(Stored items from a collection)
■ ■ ■ ■ ■ ■ ■
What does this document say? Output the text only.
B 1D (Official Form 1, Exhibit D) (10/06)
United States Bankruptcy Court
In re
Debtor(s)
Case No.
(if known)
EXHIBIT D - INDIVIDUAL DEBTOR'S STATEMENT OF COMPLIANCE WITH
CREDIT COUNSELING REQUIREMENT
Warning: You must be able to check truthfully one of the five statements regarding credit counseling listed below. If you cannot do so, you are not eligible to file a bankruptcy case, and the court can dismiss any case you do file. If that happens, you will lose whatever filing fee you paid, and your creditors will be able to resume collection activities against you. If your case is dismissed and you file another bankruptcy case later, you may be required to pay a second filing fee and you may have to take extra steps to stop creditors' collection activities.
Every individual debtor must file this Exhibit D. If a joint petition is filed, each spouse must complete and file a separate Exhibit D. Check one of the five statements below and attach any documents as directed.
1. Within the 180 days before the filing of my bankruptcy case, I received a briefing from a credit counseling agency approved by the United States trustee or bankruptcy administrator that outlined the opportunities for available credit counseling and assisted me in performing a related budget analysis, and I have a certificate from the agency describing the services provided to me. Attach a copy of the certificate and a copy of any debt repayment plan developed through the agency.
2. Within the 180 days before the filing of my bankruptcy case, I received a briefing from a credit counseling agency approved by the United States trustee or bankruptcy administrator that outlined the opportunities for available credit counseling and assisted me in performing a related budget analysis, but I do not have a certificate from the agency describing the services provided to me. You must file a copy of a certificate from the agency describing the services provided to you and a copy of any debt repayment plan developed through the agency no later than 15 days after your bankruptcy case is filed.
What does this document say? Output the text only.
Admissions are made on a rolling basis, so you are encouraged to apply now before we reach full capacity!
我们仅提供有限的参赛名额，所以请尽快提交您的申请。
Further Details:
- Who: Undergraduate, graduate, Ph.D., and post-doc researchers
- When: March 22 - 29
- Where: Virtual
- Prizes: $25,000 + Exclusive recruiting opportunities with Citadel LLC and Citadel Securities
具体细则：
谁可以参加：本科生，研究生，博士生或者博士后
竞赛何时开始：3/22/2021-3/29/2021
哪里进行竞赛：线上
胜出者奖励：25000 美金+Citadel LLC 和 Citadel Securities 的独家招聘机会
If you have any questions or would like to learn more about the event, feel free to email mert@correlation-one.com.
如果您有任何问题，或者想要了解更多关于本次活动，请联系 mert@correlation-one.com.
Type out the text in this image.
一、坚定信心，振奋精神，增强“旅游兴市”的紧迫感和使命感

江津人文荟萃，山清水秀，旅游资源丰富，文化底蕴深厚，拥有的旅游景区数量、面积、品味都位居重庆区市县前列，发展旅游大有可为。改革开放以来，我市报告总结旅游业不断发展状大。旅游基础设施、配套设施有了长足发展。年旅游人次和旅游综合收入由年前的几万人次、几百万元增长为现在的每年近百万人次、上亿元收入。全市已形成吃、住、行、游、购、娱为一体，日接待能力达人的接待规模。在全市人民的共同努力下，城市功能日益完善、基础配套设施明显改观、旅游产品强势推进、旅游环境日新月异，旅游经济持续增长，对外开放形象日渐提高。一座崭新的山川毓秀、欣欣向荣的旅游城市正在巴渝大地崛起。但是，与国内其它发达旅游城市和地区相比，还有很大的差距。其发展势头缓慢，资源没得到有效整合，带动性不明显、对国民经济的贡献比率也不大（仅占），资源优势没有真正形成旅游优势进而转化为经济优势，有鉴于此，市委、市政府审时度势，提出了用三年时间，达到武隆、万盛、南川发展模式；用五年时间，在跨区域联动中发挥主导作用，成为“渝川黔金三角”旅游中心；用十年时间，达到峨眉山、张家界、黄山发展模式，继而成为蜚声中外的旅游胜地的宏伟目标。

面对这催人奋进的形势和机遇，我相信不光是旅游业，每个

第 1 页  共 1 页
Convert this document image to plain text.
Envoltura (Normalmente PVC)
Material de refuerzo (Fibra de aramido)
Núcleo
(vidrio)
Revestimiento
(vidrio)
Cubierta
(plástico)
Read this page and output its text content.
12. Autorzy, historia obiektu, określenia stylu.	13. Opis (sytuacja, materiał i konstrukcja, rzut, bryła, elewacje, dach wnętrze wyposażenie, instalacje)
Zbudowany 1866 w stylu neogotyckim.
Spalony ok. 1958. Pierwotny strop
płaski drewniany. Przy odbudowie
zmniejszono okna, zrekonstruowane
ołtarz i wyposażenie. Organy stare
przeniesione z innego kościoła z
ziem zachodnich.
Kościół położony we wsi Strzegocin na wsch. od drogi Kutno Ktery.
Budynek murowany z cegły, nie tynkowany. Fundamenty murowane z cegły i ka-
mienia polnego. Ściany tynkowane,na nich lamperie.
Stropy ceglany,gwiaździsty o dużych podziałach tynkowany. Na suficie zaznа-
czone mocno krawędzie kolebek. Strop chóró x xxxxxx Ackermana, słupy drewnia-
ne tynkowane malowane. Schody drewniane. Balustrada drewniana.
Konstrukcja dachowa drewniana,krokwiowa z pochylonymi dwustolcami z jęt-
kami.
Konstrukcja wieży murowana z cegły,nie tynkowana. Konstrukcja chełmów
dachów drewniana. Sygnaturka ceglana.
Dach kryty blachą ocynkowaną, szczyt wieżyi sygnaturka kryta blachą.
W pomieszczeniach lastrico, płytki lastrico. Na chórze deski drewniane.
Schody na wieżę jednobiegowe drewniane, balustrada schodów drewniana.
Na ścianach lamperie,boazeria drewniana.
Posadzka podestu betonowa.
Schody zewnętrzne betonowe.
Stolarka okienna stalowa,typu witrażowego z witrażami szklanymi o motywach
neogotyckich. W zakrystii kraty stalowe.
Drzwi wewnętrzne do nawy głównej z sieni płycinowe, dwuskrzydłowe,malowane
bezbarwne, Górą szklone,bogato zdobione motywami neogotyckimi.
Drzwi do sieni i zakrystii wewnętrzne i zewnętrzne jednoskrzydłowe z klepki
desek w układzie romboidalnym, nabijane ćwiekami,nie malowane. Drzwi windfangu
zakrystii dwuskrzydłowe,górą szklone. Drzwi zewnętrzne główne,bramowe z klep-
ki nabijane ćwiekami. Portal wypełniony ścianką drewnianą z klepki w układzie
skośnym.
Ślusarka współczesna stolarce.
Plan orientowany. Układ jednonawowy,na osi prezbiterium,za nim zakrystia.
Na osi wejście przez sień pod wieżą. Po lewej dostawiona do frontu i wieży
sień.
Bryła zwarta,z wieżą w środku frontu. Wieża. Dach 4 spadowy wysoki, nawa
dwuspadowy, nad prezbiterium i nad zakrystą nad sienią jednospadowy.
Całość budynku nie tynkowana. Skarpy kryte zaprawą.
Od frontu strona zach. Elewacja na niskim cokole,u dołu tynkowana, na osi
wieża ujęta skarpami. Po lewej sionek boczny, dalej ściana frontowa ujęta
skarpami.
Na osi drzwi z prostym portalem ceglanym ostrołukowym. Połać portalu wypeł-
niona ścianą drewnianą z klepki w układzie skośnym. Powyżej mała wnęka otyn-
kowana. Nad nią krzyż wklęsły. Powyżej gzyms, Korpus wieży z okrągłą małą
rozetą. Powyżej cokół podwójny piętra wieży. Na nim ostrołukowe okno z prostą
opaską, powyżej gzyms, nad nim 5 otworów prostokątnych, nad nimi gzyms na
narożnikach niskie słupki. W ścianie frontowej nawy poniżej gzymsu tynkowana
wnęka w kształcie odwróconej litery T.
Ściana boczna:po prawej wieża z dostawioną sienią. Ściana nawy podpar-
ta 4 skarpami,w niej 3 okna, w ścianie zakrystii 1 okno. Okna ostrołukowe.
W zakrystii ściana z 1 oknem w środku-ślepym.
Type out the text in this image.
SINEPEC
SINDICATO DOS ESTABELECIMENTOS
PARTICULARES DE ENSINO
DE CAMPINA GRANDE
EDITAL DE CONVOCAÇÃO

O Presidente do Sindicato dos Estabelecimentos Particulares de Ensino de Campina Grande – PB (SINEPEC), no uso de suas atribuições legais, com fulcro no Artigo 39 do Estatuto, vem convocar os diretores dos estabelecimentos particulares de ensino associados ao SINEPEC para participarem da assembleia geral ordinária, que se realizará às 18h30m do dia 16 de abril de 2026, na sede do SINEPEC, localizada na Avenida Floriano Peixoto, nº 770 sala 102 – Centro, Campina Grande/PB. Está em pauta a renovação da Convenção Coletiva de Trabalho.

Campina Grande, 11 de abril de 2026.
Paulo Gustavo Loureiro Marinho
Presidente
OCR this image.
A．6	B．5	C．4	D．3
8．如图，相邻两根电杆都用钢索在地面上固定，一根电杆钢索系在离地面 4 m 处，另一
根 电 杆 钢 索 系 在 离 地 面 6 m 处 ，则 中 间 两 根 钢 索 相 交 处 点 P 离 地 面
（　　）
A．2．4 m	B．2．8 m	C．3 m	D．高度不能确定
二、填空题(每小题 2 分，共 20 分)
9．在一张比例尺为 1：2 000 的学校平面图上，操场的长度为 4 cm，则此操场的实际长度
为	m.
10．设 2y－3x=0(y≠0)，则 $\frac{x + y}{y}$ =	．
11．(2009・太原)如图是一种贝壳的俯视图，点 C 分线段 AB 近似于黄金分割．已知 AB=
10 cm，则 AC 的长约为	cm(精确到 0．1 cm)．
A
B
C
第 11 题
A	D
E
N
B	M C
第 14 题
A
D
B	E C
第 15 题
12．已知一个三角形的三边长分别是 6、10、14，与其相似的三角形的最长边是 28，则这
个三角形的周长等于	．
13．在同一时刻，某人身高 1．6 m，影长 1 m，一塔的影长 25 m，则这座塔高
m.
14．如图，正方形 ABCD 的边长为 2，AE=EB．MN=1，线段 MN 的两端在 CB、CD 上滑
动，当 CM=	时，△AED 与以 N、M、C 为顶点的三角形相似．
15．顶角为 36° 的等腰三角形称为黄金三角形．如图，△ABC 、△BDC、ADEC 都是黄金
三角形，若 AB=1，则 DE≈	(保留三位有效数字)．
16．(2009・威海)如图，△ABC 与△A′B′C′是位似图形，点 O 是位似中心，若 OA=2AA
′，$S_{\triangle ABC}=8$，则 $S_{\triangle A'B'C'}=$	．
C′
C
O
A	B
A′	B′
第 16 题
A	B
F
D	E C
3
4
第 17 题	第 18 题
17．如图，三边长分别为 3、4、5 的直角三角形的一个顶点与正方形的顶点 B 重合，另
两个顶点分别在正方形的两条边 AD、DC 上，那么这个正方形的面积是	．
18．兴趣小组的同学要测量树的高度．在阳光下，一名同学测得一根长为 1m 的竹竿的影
■ ■ ■ ■ ■ ■ ■
▸ TASK
Calculate how many lines of the material include the string "drewniana", and state that number by itself.

▸ WRITTEN SOLUTION
5